* Begin INFORMATION PROVIDED *

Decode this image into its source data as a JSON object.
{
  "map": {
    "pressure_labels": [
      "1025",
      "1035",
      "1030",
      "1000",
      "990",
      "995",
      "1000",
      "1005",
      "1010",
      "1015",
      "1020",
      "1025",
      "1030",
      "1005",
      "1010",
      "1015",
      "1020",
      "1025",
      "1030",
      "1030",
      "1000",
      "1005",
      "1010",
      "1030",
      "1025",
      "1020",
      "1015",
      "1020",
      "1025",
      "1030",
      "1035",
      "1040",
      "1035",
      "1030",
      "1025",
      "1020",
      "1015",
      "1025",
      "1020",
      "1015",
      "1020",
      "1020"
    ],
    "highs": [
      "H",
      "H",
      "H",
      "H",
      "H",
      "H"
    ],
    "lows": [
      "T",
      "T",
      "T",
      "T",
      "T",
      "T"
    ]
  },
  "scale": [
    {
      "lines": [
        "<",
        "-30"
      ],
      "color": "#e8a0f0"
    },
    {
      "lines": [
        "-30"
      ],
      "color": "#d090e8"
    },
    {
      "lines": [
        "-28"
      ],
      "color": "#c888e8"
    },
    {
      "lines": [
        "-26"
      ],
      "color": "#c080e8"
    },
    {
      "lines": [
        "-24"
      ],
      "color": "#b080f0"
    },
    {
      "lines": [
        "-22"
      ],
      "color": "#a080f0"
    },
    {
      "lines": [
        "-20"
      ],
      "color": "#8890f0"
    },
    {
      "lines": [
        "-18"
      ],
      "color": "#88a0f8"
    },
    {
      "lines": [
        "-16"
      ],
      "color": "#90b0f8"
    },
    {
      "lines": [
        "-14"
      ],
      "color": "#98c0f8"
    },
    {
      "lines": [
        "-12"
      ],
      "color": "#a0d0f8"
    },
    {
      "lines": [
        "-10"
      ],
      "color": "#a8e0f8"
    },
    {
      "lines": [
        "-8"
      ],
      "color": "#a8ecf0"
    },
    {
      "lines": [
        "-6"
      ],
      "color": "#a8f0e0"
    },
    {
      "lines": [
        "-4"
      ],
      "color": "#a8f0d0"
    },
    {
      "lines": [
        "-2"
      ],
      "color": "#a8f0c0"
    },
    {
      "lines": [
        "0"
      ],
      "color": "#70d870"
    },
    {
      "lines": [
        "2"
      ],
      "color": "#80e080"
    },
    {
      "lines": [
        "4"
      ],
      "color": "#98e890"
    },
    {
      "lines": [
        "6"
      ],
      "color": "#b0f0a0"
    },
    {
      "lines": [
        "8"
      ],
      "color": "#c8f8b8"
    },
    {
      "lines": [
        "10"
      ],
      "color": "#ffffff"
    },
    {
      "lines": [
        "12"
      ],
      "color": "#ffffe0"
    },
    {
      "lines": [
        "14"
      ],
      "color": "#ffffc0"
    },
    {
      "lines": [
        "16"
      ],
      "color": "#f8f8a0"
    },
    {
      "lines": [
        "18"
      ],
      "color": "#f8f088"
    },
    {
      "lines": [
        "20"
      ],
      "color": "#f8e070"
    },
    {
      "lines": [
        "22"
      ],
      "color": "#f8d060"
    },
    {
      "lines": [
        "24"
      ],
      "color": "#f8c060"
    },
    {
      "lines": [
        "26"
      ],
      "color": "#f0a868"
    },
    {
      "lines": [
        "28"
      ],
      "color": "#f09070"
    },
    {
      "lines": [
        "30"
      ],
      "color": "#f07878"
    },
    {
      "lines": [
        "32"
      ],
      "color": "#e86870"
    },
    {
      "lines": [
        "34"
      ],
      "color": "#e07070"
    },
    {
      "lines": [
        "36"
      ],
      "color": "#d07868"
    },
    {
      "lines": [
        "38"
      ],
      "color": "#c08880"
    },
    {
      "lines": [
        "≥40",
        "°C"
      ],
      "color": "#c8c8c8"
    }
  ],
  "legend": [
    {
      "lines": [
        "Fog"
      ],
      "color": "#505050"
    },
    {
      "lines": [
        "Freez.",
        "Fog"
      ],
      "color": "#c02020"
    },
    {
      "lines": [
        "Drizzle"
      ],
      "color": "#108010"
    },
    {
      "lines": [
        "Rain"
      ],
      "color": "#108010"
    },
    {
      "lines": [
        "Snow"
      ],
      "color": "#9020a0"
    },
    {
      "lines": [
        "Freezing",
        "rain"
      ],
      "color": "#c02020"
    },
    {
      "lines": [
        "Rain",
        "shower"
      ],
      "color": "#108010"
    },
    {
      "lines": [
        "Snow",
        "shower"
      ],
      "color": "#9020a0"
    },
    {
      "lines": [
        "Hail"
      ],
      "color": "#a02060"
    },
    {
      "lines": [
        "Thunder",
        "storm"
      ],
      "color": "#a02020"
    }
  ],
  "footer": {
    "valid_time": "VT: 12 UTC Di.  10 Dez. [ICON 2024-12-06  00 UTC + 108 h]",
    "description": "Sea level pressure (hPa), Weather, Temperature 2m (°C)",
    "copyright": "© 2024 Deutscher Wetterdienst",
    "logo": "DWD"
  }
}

* End INFORMATION PROVIDED *

* [WORK TO COMPLETE] Extract all of the data above and output it character for character.

* [ANSWER TO THIS TASK]
Decode this image into its source data as a JSON object.
{
  "map": {
    "pressure_labels": [
      "1025",
      "1035",
      "1030",
      "1000",
      "990",
      "995",
      "1000",
      "1005",
      "1010",
      "1015",
      "1020",
      "1025",
      "1030",
      "1005",
      "1010",
      "1015",
      "1020",
      "1025",
      "1030",
      "1030",
      "1000",
      "1005",
      "1010",
      "1030",
      "1025",
      "1020",
      "1015",
      "1020",
      "1025",
      "1030",
      "1035",
      "1040",
      "1035",
      "1030",
      "1025",
      "1020",
      "1015",
      "1025",
      "1020",
      "1015",
      "1020",
      "1020"
    ],
    "highs": [
      "H",
      "H",
      "H",
      "H",
      "H",
      "H"
    ],
    "lows": [
      "T",
      "T",
      "T",
      "T",
      "T",
      "T"
    ]
  },
  "scale": [
    {
      "lines": [
        "<",
        "-30"
      ],
      "color": "#e8a0f0"
    },
    {
      "lines": [
        "-30"
      ],
      "color": "#d090e8"
    },
    {
      "lines": [
        "-28"
      ],
      "color": "#c888e8"
    },
    {
      "lines": [
        "-26"
      ],
      "color": "#c080e8"
    },
    {
      "lines": [
        "-24"
      ],
      "color": "#b080f0"
    },
    {
      "lines": [
        "-22"
      ],
      "color": "#a080f0"
    },
    {
      "lines": [
        "-20"
      ],
      "color": "#8890f0"
    },
    {
      "lines": [
        "-18"
      ],
      "color": "#88a0f8"
    },
    {
      "lines": [
        "-16"
      ],
      "color": "#90b0f8"
    },
    {
      "lines": [
        "-14"
      ],
      "color": "#98c0f8"
    },
    {
      "lines": [
        "-12"
      ],
      "color": "#a0d0f8"
    },
    {
      "lines": [
        "-10"
      ],
      "color": "#a8e0f8"
    },
    {
      "lines": [
        "-8"
      ],
      "color": "#a8ecf0"
    },
    {
      "lines": [
        "-6"
      ],
      "color": "#a8f0e0"
    },
    {
      "lines": [
        "-4"
      ],
      "color": "#a8f0d0"
    },
    {
      "lines": [
        "-2"
      ],
      "color": "#a8f0c0"
    },
    {
      "lines": [
        "0"
      ],
      "color": "#70d870"
    },
    {
      "lines": [
        "2"
      ],
      "color": "#80e080"
    },
    {
      "lines": [
        "4"
      ],
      "color": "#98e890"
    },
    {
      "lines": [
        "6"
      ],
      "color": "#b0f0a0"
    },
    {
      "lines": [
        "8"
      ],
      "color": "#c8f8b8"
    },
    {
      "lines": [
        "10"
      ],
      "color": "#ffffff"
    },
    {
      "lines": [
        "12"
      ],
      "color": "#ffffe0"
    },
    {
      "lines": [
        "14"
      ],
      "color": "#ffffc0"
    },
    {
      "lines": [
        "16"
      ],
      "color": "#f8f8a0"
    },
    {
      "lines": [
        "18"
      ],
      "color": "#f8f088"
    },
    {
      "lines": [
        "20"
      ],
      "color": "#f8e070"
    },
    {
      "lines": [
        "22"
      ],
      "color": "#f8d060"
    },
    {
      "lines": [
        "24"
      ],
      "color": "#f8c060"
    },
    {
      "lines": [
        "26"
      ],
      "color": "#f0a868"
    },
    {
      "lines": [
        "28"
      ],
      "color": "#f09070"
    },
    {
      "lines": [
        "30"
      ],
      "color": "#f07878"
    },
    {
      "lines": [
        "32"
      ],
      "color": "#e86870"
    },
    {
      "lines": [
        "34"
      ],
      "color": "#e07070"
    },
    {
      "lines": [
        "36"
      ],
      "color": "#d07868"
    },
    {
      "lines": [
        "38"
      ],
      "color": "#c08880"
    },
    {
      "lines": [
        "≥40",
        "°C"
      ],
      "color": "#c8c8c8"
    }
  ],
  "legend": [
    {
      "lines": [
        "Fog"
      ],
      "color": "#505050"
    },
    {
      "lines": [
        "Freez.",
        "Fog"
      ],
      "color": "#c02020"
    },
    {
      "lines": [
        "Drizzle"
      ],
      "color": "#108010"
    },
    {
      "lines": [
        "Rain"
      ],
      "color": "#108010"
    },
    {
      "lines": [
        "Snow"
      ],
      "color": "#9020a0"
    },
    {
      "lines": [
        "Freezing",
        "rain"
      ],
      "color": "#c02020"
    },
    {
      "lines": [
        "Rain",
        "shower"
      ],
      "color": "#108010"
    },
    {
      "lines": [
        "Snow",
        "shower"
      ],
      "color": "#9020a0"
    },
    {
      "lines": [
        "Hail"
      ],
      "color": "#a02060"
    },
    {
      "lines": [
        "Thunder",
        "storm"
      ],
      "color": "#a02020"
    }
  ],
  "footer": {
    "valid_time": "VT: 12 UTC Di.  10 Dez. [ICON 2024-12-06  00 UTC + 108 h]",
    "description": "Sea level pressure (hPa), Weather, Temperature 2m (°C)",
    "copyright": "© 2024 Deutscher Wetterdienst",
    "logo": "DWD"
  }
}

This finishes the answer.